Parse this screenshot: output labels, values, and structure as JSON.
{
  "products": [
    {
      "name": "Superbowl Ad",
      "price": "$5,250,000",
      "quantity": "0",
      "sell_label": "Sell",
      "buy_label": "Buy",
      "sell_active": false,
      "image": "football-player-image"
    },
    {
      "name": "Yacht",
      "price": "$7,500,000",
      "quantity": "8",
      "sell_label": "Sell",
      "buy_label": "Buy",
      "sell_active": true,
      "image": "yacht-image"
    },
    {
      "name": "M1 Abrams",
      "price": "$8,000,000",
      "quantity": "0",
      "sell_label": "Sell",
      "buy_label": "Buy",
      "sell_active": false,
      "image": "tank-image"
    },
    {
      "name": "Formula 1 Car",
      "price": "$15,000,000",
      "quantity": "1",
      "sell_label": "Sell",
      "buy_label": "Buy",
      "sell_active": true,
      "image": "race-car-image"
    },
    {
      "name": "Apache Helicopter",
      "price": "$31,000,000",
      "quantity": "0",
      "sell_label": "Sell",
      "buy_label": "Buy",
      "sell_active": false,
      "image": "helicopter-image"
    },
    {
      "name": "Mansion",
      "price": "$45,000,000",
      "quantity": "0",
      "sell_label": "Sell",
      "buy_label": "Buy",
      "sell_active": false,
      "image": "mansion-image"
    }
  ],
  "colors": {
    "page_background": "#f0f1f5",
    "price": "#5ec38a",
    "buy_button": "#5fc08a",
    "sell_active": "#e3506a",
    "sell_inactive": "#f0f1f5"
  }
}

Your instructions:
From the listing above, copy out each line where the word "name" appears.

Response for this exercise:
      "name": "Superbowl Ad",
      "name": "Yacht",
      "name": "M1 Abrams",
      "name": "Formula 1 Car",
      "name": "Apache Helicopter",
      "name": "Mansion",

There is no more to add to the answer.